What to produce: Below are the records; reproduce all of them exactly but without any images.

____________________

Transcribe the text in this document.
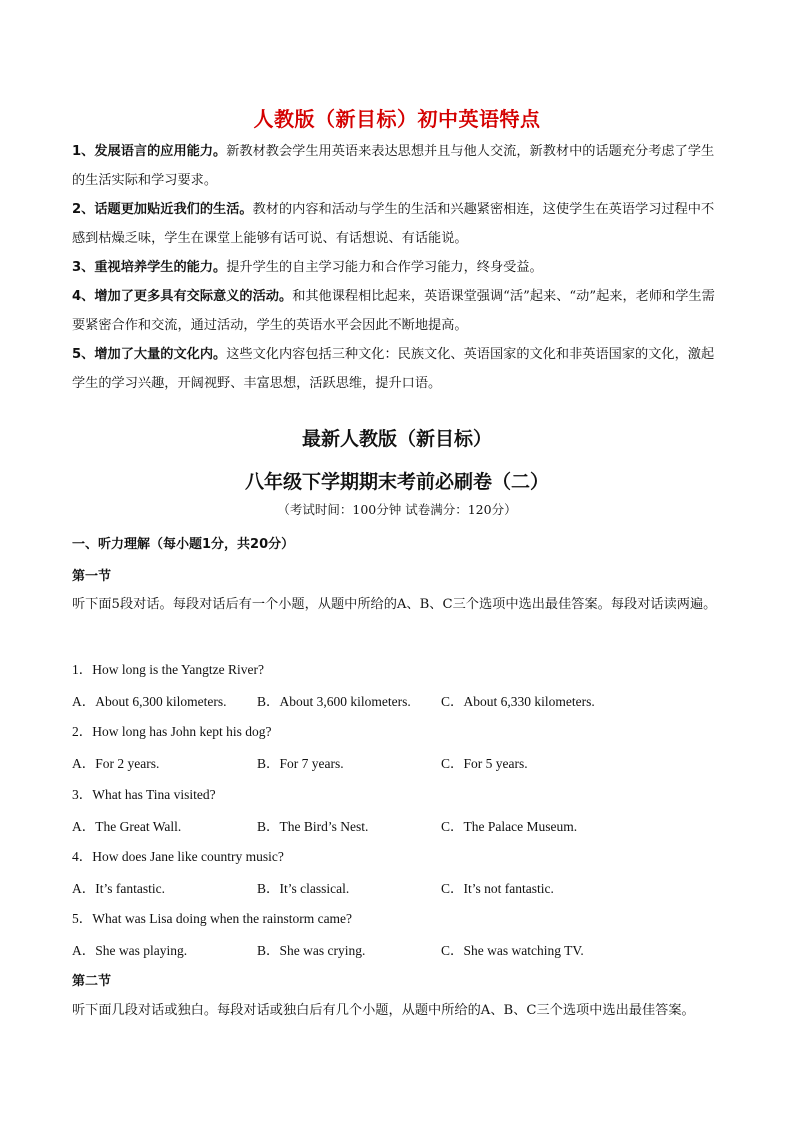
人教版（新目标）初中英语特点
1、发展语言的应用能力。新教材教会学生用英语来表达思想并且与他人交流，新教材中的话题充分考虑了学生的生活实际和学习要求。
2、话题更加贴近我们的生活。教材的内容和活动与学生的生活和兴趣紧密相连，这使学生在英语学习过程中不感到枯燥乏味，学生在课堂上能够有话可说、有话想说、有话能说。
3、重视培养学生的能力。提升学生的自主学习能力和合作学习能力，终身受益。
4、增加了更多具有交际意义的活动。和其他课程相比起来，英语课堂强调“活”起来、“动”起来，老师和学生需要紧密合作和交流，通过活动，学生的英语水平会因此不断地提高。
5、增加了大量的文化内。这些文化内容包括三种文化：民族文化、英语国家的文化和非英语国家的文化，激起学生的学习兴趣，开阔视野、丰富思想，活跃思维，提升口语。
最新人教版（新目标）
八年级下学期期末考前必刷卷（二）
（考试时间：100分钟 试卷满分：120分）
一、听力理解（每小题1分，共20分）
第一节
听下面5段对话。每段对话后有一个小题，从题中所给的A、B、C三个选项中选出最佳答案。每段对话读两遍。
1．How long is the Yangtze River?
A．About 6,300 kilometers. B．About 3,600 kilometers. C．About 6,330 kilometers.
2．How long has John kept his dog?
A．For 2 years.	B．For 7 years.	C．For 5 years.
3．What has Tina visited?
A．The Great Wall.	B．The Bird’s Nest.	C．The Palace Museum.
4．How does Jane like country music?
A．It’s fantastic.	B．It’s classical.	C．It’s not fantastic.
5．What was Lisa doing when the rainstorm came?
A．She was playing.	B．She was crying.	C．She was watching TV.
第二节
听下面几段对话或独白。每段对话或独白后有几个小题，从题中所给的A、B、C三个选项中选出最佳答案。
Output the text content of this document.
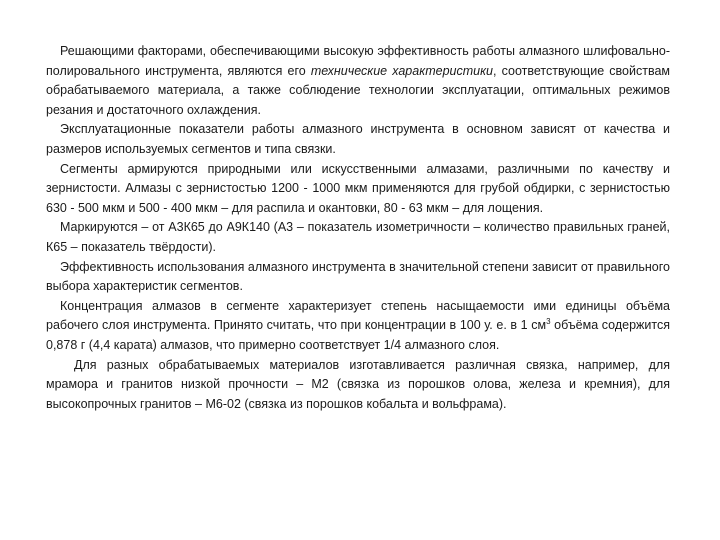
Решающими факторами, обеспечивающими высокую эффективность работы алмазного шлифовально-полировального инструмента, являются его технические характеристики, соответствующие свойствам обрабатываемого материала, а также соблюдение технологии эксплуатации, оптимальных режимов резания и достаточного охлаждения.

Эксплуатационные показатели работы алмазного инструмента в основном зависят от качества и размеров используемых сегментов и типа связки.

Сегменты армируются природными или искусственными алмазами, различными по качеству и зернистости. Алмазы с зернистостью 1200 - 1000 мкм применяются для грубой обдирки, с зернистостью 630 - 500 мкм и 500 - 400 мкм – для распила и окантовки, 80 - 63 мкм – для лощения.

Маркируются – от А3К65 до А9К140 (А3 – показатель изометричности – количество правильных граней, К65 – показатель твёрдости).

Эффективность использования алмазного инструмента в значительной степени зависит от правильного выбора характеристик сегментов.

Концентрация алмазов в сегменте характеризует степень насыщаемости ими единицы объёма рабочего слоя инструмента. Принято считать, что при концентрации в 100 у. е. в 1 $см^3$ объёма содержится 0,878 г (4,4 карата) алмазов, что примерно соответствует 1/4 алмазного слоя.

Для разных обрабатываемых материалов изготавливается различная связка, например, для мрамора и гранитов низкой прочности – М2 (связка из порошков олова, железа и кремния), для высокопрочных гранитов – М6-02 (связка из порошков кобальта и вольфрама).
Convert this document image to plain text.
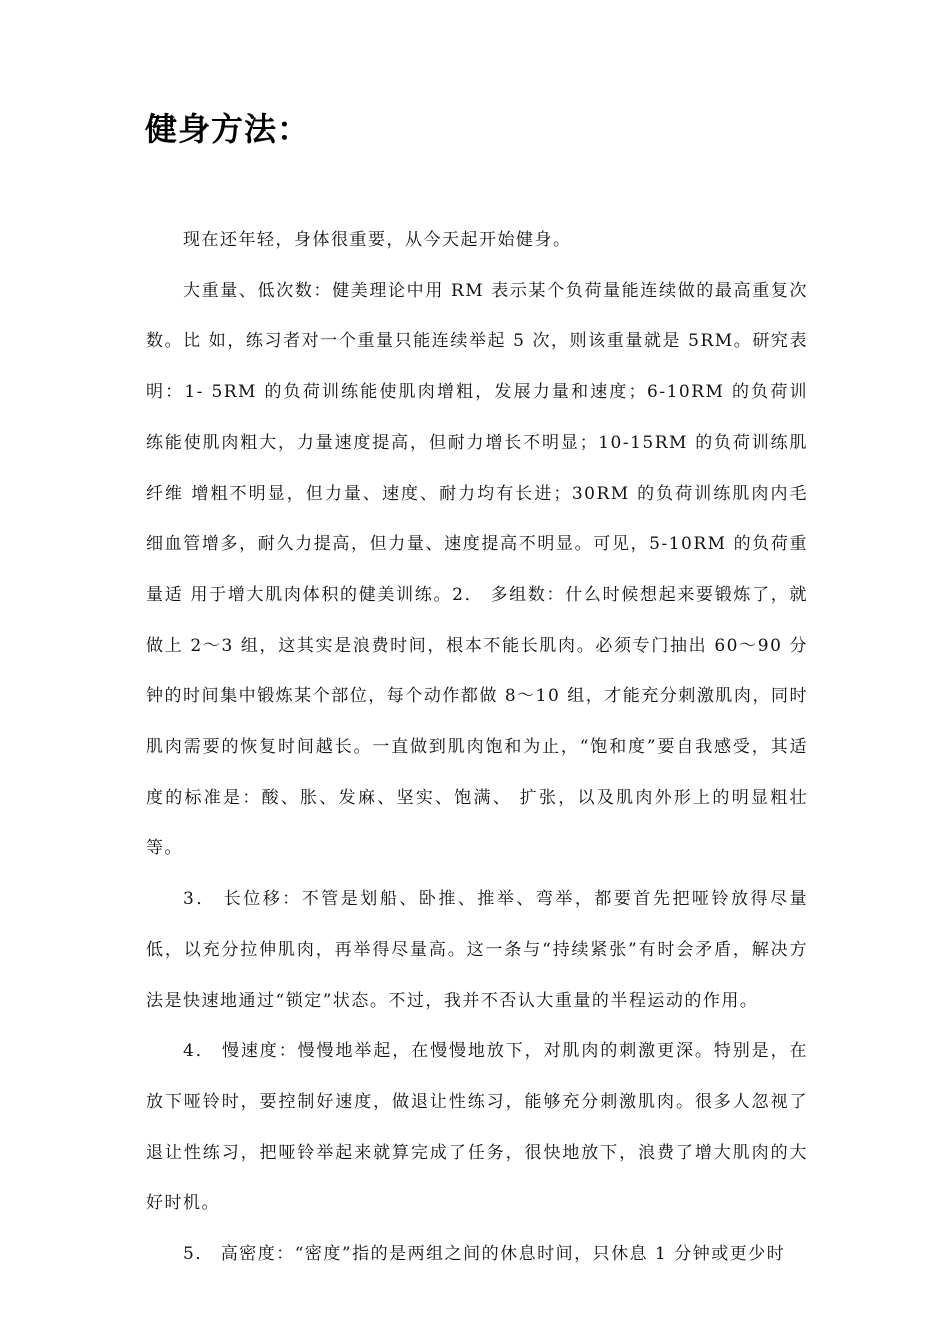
健身方法：

现在还年轻，身体很重要，从今天起开始健身。

大重量、低次数：健美理论中用 RM 表示某个负荷量能连续做的最高重复次数。比 如，练习者对一个重量只能连续举起 5 次，则该重量就是 5RM。研究表明：1- 5RM 的负荷训练能使肌肉增粗，发展力量和速度；6-10RM 的负荷训练能使肌肉粗大，力量速度提高，但耐力增长不明显；10-15RM 的负荷训练肌纤维 增粗不明显，但力量、速度、耐力均有长进；30RM 的负荷训练肌肉内毛细血管增多，耐久力提高，但力量、速度提高不明显。可见，5-10RM 的负荷重量适 用于增大肌肉体积的健美训练。2． 多组数：什么时候想起来要锻炼了，就做上 2～3 组，这其实是浪费时间，根本不能长肌肉。必须专门抽出 60～90 分钟的时间集中锻炼某个部位，每个动作都做 8～10 组，才能充分刺激肌肉，同时肌肉需要的恢复时间越长。一直做到肌肉饱和为止，“饱和度”要自我感受，其适度的标准是：酸、胀、发麻、坚实、饱满、 扩张，以及肌肉外形上的明显粗壮等。

3． 长位移：不管是划船、卧推、推举、弯举，都要首先把哑铃放得尽量低，以充分拉伸肌肉，再举得尽量高。这一条与“持续紧张”有时会矛盾，解决方法是快速地通过“锁定”状态。不过，我并不否认大重量的半程运动的作用。

4． 慢速度：慢慢地举起，在慢慢地放下，对肌肉的刺激更深。特别是，在放下哑铃时，要控制好速度，做退让性练习，能够充分刺激肌肉。很多人忽视了退让性练习，把哑铃举起来就算完成了任务，很快地放下，浪费了增大肌肉的大好时机。

5． 高密度：“密度”指的是两组之间的休息时间，只休息 1 分钟或更少时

____________________

Problem solution:
Transcribe the text in this document.
人教版（新目标）初中英语特点
1、发展语言的应用能力。新教材教会学生用英语来表达思想并且与他人交流，新教材中的话题充分考虑了学生的生活实际和学习要求。
2、话题更加贴近我们的生活。教材的内容和活动与学生的生活和兴趣紧密相连，这使学生在英语学习过程中不感到枯燥乏味，学生在课堂上能够有话可说、有话想说、有话能说。
3、重视培养学生的能力。提升学生的自主学习能力和合作学习能力，终身受益。
4、增加了更多具有交际意义的活动。和其他课程相比起来，英语课堂强调“活”起来、“动”起来，老师和学生需要紧密合作和交流，通过活动，学生的英语水平会因此不断地提高。
5、增加了大量的文化内。这些文化内容包括三种文化：民族文化、英语国家的文化和非英语国家的文化，激起学生的学习兴趣，开阔视野、丰富思想，活跃思维，提升口语。
最新人教版（新目标）
八年级下学期期末考前必刷卷（二）
（考试时间：100分钟 试卷满分：120分）
一、听力理解（每小题1分，共20分）
第一节
听下面5段对话。每段对话后有一个小题，从题中所给的A、B、C三个选项中选出最佳答案。每段对话读两遍。
1．How long is the Yangtze River?
A．About 6,300 kilometers. B．About 3,600 kilometers. C．About 6,330 kilometers.
2．How long has John kept his dog?
A．For 2 years.	B．For 7 years.	C．For 5 years.
3．What has Tina visited?
A．The Great Wall.	B．The Bird’s Nest.	C．The Palace Museum.
4．How does Jane like country music?
A．It’s fantastic.	B．It’s classical.	C．It’s not fantastic.
5．What was Lisa doing when the rainstorm came?
A．She was playing.	B．She was crying.	C．She was watching TV.
第二节
听下面几段对话或独白。每段对话或独白后有几个小题，从题中所给的A、B、C三个选项中选出最佳答案。
Output the text content of this document.
Решающими факторами, обеспечивающими высокую эффективность работы алмазного шлифовально-полировального инструмента, являются его технические характеристики, соответствующие свойствам обрабатываемого материала, а также соблюдение технологии эксплуатации, оптимальных режимов резания и достаточного охлаждения.

Эксплуатационные показатели работы алмазного инструмента в основном зависят от качества и размеров используемых сегментов и типа связки.

Сегменты армируются природными или искусственными алмазами, различными по качеству и зернистости. Алмазы с зернистостью 1200 - 1000 мкм применяются для грубой обдирки, с зернистостью 630 - 500 мкм и 500 - 400 мкм – для распила и окантовки, 80 - 63 мкм – для лощения.

Маркируются – от А3К65 до А9К140 (А3 – показатель изометричности – количество правильных граней, К65 – показатель твёрдости).

Эффективность использования алмазного инструмента в значительной степени зависит от правильного выбора характеристик сегментов.

Концентрация алмазов в сегменте характеризует степень насыщаемости ими единицы объёма рабочего слоя инструмента. Принято считать, что при концентрации в 100 у. е. в 1 $см^3$ объёма содержится 0,878 г (4,4 карата) алмазов, что примерно соответствует 1/4 алмазного слоя.

Для разных обрабатываемых материалов изготавливается различная связка, например, для мрамора и гранитов низкой прочности – М2 (связка из порошков олова, железа и кремния), для высокопрочных гранитов – М6-02 (связка из порошков кобальта и вольфрама).
Convert this document image to plain text.
健身方法：

现在还年轻，身体很重要，从今天起开始健身。

大重量、低次数：健美理论中用 RM 表示某个负荷量能连续做的最高重复次数。比 如，练习者对一个重量只能连续举起 5 次，则该重量就是 5RM。研究表明：1- 5RM 的负荷训练能使肌肉增粗，发展力量和速度；6-10RM 的负荷训练能使肌肉粗大，力量速度提高，但耐力增长不明显；10-15RM 的负荷训练肌纤维 增粗不明显，但力量、速度、耐力均有长进；30RM 的负荷训练肌肉内毛细血管增多，耐久力提高，但力量、速度提高不明显。可见，5-10RM 的负荷重量适 用于增大肌肉体积的健美训练。2． 多组数：什么时候想起来要锻炼了，就做上 2～3 组，这其实是浪费时间，根本不能长肌肉。必须专门抽出 60～90 分钟的时间集中锻炼某个部位，每个动作都做 8～10 组，才能充分刺激肌肉，同时肌肉需要的恢复时间越长。一直做到肌肉饱和为止，“饱和度”要自我感受，其适度的标准是：酸、胀、发麻、坚实、饱满、 扩张，以及肌肉外形上的明显粗壮等。

3． 长位移：不管是划船、卧推、推举、弯举，都要首先把哑铃放得尽量低，以充分拉伸肌肉，再举得尽量高。这一条与“持续紧张”有时会矛盾，解决方法是快速地通过“锁定”状态。不过，我并不否认大重量的半程运动的作用。

4． 慢速度：慢慢地举起，在慢慢地放下，对肌肉的刺激更深。特别是，在放下哑铃时，要控制好速度，做退让性练习，能够充分刺激肌肉。很多人忽视了退让性练习，把哑铃举起来就算完成了任务，很快地放下，浪费了增大肌肉的大好时机。

5． 高密度：“密度”指的是两组之间的休息时间，只休息 1 分钟或更少时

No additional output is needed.